## EXERCISE GOAL:
Search the data for the word "guidelines" and copy every line where it occurs.

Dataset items
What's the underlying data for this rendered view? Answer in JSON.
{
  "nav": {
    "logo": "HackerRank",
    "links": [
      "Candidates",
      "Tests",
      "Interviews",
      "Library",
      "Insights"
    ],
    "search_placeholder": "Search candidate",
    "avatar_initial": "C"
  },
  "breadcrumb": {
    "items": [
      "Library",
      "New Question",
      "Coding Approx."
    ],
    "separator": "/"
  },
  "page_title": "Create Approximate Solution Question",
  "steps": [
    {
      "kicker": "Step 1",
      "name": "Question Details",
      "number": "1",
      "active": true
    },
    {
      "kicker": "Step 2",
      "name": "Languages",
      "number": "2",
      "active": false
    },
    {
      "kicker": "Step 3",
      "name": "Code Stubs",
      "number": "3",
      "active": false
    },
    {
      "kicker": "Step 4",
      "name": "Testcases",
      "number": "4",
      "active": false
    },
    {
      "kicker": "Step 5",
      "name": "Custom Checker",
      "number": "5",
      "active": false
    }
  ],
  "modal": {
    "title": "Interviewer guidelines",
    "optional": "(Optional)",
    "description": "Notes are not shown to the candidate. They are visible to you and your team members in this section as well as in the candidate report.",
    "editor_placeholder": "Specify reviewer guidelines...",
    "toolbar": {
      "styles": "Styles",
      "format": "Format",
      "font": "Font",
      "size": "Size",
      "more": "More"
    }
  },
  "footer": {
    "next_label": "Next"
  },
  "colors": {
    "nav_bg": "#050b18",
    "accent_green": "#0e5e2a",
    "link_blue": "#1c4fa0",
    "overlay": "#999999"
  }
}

## FINAL ANSWER:
    "title": "Interviewer guidelines",
    "editor_placeholder": "Specify reviewer guidelines...",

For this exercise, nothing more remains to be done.